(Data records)

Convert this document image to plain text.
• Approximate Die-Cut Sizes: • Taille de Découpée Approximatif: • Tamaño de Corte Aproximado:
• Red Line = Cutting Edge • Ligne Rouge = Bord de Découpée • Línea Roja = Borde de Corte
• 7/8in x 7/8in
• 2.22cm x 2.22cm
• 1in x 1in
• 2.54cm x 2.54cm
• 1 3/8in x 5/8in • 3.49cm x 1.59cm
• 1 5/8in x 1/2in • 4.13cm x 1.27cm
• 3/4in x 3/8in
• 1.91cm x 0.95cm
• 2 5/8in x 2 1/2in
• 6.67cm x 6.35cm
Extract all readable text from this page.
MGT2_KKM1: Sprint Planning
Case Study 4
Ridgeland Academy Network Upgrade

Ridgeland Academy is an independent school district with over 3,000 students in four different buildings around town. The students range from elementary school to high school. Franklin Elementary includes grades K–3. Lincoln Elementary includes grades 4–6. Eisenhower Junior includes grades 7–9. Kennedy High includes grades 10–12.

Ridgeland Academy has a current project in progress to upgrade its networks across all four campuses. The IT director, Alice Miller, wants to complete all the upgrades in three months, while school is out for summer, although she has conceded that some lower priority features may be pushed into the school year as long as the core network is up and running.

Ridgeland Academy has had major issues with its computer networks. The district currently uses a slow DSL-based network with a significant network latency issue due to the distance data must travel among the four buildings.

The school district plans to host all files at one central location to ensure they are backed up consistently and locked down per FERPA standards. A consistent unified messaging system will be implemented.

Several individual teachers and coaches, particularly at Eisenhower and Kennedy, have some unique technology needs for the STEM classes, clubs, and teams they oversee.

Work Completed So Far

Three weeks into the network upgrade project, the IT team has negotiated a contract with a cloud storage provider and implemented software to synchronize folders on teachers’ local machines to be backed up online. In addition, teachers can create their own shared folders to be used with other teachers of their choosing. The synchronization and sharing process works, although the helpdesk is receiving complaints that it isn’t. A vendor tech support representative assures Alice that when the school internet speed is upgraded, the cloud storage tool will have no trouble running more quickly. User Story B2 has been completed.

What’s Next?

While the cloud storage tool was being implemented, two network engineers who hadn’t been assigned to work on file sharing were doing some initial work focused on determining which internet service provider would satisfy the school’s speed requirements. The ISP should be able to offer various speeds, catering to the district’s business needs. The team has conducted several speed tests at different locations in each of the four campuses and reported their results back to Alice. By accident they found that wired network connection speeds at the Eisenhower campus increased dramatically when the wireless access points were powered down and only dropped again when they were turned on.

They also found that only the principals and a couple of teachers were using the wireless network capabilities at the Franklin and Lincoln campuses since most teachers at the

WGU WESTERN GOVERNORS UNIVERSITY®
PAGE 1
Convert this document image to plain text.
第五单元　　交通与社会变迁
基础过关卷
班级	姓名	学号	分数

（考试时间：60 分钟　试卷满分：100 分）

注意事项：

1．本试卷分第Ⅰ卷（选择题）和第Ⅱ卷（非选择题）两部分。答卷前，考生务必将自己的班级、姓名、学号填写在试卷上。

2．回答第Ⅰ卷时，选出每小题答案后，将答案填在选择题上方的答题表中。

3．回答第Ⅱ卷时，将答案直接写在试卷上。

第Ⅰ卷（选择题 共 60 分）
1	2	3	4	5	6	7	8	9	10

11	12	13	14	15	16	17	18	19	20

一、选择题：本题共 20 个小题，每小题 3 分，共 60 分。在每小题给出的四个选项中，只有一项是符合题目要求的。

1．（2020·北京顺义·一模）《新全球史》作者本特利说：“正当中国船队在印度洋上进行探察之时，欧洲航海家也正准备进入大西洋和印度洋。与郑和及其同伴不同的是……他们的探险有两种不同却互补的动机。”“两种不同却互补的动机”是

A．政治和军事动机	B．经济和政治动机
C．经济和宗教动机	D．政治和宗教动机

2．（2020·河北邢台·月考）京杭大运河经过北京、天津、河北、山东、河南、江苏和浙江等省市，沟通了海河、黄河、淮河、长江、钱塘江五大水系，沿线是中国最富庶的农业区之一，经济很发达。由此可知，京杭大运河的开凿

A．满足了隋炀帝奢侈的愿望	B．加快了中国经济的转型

- [REQUIRED WORK]: Among the lines of the material, find those that hold the word "Lincoln" and copy them.

- [WRITTEN SOLUTION]:
Ridgeland Academy is an independent school district with over 3,000 students in four different buildings around town. The students range from elementary school to high school. Franklin Elementary includes grades K–3. Lincoln Elementary includes grades 4–6. Eisenhower Junior includes grades 7–9. Kennedy High includes grades 10–12.
They also found that only the principals and a couple of teachers were using the wireless network capabilities at the Franklin and Lincoln campuses since most teachers at the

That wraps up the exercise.